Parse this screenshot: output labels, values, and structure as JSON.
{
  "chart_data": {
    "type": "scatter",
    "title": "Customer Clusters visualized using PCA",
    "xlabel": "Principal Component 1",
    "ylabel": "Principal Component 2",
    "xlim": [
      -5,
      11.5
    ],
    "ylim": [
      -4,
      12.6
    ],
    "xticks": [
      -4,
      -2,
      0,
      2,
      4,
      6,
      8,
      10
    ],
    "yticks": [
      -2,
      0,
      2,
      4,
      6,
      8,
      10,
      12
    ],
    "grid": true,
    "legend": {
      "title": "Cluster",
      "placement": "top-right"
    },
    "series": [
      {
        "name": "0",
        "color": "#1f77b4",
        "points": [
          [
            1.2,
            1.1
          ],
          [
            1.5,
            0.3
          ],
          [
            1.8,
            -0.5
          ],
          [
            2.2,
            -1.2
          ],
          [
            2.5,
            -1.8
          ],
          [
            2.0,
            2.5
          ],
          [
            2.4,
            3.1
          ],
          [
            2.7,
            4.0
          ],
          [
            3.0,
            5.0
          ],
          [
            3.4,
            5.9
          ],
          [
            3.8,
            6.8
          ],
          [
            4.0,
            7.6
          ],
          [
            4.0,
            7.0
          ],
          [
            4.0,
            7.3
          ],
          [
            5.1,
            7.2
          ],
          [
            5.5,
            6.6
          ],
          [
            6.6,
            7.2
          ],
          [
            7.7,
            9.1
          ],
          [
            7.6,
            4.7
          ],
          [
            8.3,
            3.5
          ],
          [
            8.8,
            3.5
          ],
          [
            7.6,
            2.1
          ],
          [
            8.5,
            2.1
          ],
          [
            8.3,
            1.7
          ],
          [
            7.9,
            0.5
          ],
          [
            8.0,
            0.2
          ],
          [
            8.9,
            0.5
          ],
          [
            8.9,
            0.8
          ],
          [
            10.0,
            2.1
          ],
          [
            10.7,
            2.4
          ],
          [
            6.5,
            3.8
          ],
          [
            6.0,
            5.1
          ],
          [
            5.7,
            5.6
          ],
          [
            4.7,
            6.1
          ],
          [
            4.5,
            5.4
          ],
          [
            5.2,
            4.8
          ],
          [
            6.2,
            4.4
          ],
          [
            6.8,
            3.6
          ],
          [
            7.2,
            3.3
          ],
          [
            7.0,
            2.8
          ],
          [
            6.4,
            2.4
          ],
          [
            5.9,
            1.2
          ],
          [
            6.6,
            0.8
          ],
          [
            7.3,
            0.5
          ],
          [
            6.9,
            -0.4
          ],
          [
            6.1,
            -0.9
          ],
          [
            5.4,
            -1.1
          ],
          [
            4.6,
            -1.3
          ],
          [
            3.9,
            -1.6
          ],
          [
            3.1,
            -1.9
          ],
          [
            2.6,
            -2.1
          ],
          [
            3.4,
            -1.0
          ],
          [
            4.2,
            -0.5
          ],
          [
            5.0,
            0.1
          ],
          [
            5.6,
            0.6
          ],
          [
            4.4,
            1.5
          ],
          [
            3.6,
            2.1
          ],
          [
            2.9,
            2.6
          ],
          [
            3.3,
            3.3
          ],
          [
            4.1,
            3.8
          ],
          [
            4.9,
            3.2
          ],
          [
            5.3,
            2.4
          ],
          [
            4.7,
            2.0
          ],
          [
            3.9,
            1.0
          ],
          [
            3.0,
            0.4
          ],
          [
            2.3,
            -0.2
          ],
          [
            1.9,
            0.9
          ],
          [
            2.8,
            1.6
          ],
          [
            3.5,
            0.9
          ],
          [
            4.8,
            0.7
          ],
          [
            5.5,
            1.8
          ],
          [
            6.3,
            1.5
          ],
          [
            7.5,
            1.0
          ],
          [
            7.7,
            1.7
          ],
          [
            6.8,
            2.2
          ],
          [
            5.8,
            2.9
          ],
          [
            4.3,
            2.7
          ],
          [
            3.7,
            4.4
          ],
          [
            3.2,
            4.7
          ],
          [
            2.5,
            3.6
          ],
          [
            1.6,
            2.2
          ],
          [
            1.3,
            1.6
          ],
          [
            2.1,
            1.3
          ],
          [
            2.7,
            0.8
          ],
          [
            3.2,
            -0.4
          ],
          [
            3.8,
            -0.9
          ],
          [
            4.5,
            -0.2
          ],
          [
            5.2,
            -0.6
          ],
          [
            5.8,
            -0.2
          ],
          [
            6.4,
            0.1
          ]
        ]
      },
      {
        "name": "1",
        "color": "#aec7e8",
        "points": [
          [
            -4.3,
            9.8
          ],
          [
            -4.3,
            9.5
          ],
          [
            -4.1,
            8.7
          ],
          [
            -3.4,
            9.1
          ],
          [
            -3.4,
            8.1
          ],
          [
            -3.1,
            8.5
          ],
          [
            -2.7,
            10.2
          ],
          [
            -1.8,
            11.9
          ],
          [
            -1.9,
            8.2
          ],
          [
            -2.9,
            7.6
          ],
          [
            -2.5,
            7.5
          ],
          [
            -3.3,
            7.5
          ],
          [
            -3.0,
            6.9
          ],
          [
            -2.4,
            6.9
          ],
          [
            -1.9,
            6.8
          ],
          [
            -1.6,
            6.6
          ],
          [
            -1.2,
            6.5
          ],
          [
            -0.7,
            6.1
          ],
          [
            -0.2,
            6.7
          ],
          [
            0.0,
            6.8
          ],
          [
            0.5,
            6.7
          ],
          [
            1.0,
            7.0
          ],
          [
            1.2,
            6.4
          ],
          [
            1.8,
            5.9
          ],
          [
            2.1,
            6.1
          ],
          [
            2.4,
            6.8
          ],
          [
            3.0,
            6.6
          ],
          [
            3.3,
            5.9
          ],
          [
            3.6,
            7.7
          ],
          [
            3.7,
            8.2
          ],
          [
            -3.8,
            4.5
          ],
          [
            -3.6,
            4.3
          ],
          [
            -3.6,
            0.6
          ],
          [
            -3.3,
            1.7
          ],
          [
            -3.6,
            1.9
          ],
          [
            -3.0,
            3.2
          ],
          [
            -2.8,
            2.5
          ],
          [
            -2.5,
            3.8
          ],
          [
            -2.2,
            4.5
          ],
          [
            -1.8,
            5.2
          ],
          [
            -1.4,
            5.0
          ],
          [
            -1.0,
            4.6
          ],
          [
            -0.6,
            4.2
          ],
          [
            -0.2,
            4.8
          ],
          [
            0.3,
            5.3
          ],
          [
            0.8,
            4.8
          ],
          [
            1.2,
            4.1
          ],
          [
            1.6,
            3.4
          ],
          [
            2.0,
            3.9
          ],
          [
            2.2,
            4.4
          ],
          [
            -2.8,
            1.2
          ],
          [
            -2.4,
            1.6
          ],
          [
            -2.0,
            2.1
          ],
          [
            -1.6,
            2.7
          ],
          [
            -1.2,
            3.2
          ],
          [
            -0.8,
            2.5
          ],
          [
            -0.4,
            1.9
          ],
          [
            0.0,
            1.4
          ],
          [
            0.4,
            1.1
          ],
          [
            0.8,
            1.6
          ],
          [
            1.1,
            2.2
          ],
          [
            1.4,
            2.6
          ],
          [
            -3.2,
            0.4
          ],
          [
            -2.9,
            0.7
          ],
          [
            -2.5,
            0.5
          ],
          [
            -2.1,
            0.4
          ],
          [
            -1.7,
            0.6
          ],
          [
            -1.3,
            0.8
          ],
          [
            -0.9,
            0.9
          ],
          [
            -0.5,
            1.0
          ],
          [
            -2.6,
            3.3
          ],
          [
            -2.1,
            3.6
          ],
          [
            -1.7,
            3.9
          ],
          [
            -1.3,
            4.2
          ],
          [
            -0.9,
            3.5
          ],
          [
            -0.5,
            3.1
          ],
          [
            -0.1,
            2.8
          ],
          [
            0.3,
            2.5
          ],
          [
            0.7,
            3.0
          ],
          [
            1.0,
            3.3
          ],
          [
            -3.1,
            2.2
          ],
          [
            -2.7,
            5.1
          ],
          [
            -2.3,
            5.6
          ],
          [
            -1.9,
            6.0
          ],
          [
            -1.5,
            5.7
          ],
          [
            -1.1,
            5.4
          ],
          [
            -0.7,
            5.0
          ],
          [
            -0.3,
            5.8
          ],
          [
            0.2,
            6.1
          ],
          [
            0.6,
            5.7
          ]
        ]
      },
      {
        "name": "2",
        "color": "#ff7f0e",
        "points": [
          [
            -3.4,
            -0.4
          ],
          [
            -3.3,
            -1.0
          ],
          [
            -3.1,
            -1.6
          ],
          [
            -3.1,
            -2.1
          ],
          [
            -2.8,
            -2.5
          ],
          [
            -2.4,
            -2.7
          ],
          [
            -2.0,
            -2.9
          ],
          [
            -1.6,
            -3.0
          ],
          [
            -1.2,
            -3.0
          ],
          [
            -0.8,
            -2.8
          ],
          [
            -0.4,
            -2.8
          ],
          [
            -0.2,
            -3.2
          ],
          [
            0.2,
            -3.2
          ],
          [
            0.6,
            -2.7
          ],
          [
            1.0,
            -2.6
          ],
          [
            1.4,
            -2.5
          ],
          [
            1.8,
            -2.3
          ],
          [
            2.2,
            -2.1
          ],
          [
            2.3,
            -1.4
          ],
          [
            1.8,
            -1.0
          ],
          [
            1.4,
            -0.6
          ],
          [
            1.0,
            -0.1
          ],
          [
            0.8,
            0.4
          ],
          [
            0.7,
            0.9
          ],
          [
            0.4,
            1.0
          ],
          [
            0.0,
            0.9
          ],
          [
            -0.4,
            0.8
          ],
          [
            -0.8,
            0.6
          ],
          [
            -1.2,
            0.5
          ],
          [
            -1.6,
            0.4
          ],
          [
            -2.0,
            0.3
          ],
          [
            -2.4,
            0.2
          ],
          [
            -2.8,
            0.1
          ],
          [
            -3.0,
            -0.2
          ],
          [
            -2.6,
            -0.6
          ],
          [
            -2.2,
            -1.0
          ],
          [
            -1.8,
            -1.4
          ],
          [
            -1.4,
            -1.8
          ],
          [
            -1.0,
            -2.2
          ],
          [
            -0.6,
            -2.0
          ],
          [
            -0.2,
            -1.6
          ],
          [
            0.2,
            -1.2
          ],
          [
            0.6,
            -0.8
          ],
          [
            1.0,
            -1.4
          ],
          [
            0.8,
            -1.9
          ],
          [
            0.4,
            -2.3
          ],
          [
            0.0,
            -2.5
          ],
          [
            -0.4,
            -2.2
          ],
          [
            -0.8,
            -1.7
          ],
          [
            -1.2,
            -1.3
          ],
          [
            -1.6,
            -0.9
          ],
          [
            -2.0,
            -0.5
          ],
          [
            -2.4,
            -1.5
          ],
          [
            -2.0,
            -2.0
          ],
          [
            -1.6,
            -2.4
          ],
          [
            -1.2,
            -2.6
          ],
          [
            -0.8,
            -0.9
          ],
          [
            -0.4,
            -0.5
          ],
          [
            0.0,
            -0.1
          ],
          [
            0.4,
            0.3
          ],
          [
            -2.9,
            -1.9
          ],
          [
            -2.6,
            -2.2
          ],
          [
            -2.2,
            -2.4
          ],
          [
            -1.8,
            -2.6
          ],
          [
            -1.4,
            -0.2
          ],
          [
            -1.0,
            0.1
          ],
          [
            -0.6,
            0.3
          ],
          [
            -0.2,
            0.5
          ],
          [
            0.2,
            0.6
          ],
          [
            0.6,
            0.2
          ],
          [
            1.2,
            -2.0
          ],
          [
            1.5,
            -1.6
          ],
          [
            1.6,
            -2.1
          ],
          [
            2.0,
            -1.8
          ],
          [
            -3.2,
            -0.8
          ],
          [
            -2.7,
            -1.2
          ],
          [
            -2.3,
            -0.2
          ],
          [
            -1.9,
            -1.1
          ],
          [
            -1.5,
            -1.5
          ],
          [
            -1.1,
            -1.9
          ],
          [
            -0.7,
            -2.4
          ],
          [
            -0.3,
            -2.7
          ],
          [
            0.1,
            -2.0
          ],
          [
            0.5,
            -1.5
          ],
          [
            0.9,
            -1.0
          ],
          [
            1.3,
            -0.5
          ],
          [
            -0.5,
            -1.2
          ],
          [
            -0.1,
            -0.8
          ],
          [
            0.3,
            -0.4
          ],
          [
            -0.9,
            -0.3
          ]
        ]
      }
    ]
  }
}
━━━
## Your task
Look through the entries above; copy every line holding the string "color".

## Written solution
        "color": "#1f77b4",
        "color": "#aec7e8",
        "color": "#ff7f0e",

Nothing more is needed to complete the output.